Given exercise.
Return all lines where the word "soltero" can be found.
::: Task inputs :::
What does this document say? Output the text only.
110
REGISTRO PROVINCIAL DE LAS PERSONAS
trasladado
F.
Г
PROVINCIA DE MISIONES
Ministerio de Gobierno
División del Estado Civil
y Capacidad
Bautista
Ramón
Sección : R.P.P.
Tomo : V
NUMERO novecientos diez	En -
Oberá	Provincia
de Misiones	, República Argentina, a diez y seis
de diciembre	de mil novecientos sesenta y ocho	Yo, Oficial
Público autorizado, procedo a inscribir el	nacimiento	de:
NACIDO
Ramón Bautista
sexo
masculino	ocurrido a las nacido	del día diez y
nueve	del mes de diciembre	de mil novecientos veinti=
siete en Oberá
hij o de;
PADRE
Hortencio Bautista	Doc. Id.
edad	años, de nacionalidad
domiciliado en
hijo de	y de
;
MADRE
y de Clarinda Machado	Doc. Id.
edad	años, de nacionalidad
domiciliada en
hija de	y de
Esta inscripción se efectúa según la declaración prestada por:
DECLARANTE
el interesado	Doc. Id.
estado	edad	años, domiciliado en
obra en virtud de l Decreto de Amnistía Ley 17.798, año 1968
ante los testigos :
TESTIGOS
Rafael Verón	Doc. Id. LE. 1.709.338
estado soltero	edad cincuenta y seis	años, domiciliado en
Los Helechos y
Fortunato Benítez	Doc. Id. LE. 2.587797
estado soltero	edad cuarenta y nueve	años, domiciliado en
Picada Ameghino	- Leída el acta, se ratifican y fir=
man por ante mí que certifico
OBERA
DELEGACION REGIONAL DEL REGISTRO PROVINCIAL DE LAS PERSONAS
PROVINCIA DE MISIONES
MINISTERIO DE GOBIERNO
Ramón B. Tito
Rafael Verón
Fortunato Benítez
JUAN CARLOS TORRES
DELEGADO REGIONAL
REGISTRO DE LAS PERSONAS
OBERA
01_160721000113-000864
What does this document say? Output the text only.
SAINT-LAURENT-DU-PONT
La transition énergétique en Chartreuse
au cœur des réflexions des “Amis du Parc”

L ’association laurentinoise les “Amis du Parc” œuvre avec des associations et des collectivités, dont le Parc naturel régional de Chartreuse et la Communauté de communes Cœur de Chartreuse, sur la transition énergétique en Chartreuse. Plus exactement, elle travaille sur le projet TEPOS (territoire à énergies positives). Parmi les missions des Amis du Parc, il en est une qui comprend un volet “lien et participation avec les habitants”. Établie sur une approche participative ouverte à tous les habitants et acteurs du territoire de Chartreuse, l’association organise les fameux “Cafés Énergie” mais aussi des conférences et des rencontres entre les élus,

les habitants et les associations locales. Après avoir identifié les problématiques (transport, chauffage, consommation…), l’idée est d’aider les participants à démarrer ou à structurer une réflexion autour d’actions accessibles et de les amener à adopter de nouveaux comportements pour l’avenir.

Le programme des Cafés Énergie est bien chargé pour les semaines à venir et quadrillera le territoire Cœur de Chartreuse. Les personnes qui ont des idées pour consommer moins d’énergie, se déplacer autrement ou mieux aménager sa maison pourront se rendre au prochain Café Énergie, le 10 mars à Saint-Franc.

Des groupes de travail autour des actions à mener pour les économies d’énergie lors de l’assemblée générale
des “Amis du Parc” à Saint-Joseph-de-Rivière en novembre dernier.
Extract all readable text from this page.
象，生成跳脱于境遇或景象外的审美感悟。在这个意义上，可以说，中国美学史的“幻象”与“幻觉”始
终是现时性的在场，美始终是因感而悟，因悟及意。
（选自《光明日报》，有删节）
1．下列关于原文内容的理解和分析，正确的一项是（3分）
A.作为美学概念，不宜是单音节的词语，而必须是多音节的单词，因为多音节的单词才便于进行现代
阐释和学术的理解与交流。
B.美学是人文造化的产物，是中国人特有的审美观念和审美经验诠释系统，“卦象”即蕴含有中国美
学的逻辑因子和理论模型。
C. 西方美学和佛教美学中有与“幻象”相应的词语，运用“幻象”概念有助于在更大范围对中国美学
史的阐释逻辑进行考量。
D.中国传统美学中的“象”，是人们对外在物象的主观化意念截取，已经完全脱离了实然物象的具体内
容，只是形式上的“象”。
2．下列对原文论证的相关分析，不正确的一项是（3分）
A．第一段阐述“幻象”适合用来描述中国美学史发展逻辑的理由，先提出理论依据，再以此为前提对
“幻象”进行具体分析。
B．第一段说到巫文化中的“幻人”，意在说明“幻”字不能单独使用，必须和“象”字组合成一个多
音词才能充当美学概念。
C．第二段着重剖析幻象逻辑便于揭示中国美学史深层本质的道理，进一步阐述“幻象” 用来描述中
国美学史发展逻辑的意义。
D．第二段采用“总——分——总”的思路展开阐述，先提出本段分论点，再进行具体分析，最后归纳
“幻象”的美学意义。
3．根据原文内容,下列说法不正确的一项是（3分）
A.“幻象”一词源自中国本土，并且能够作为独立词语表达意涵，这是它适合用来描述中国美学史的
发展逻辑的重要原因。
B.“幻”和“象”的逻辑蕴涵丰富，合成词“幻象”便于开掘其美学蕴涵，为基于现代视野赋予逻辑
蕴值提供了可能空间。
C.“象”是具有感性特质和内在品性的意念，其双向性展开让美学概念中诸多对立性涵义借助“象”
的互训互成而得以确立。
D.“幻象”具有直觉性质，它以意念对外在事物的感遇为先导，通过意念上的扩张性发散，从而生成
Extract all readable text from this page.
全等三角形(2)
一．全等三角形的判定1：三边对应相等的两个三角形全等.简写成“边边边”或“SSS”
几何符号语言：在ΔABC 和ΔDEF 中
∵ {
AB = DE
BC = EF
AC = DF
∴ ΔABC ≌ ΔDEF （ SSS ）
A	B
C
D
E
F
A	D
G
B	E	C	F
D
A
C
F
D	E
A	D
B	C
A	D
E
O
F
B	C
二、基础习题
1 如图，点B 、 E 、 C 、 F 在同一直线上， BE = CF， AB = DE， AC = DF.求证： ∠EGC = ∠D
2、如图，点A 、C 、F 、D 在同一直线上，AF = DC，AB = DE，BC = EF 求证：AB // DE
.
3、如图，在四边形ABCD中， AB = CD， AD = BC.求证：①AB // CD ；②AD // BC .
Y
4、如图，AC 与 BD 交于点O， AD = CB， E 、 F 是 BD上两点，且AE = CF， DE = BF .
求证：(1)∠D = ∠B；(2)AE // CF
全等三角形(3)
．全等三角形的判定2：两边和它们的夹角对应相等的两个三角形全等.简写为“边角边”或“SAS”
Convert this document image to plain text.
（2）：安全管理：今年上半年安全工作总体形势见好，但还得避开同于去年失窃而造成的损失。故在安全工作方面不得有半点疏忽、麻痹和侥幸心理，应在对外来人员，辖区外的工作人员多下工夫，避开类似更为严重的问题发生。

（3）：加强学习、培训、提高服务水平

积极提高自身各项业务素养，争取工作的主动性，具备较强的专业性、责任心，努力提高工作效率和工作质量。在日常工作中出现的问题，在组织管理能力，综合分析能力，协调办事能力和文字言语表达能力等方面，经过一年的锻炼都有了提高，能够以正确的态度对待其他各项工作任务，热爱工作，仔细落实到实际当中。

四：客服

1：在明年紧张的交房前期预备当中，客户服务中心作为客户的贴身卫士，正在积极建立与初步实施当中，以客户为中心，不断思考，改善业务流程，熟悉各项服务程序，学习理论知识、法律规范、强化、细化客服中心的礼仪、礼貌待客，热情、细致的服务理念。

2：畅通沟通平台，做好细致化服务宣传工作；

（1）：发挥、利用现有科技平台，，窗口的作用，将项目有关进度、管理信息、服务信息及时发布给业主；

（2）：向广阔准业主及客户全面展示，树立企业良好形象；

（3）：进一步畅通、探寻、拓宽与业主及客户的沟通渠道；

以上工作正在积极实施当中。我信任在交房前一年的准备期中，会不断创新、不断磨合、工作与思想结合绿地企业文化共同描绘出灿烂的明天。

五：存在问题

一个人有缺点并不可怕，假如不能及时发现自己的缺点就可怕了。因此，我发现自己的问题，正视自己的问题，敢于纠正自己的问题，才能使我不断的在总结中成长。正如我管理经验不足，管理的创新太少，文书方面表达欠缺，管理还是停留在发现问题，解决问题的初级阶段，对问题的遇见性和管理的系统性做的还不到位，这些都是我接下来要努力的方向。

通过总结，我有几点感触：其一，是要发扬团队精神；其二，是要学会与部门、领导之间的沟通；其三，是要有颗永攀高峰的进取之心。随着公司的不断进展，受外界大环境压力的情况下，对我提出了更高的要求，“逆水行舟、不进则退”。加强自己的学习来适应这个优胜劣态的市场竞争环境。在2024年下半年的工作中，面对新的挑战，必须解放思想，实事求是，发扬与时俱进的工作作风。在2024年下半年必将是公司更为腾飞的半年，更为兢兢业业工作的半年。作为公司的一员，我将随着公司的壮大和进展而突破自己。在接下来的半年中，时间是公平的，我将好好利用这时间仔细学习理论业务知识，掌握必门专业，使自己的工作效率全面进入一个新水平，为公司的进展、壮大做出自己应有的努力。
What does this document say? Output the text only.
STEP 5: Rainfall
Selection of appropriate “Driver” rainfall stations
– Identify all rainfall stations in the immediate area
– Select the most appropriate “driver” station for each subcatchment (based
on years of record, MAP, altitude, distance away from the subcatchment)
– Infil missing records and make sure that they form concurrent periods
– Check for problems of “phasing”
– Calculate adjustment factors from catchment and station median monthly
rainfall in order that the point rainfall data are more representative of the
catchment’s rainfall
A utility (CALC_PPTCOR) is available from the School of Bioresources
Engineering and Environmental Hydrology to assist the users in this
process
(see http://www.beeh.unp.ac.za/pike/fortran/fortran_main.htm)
:::
Exercise solution.
estado soltero	edad cincuenta y seis	años, domiciliado en
estado soltero	edad cuarenta y nueve	años, domiciliado en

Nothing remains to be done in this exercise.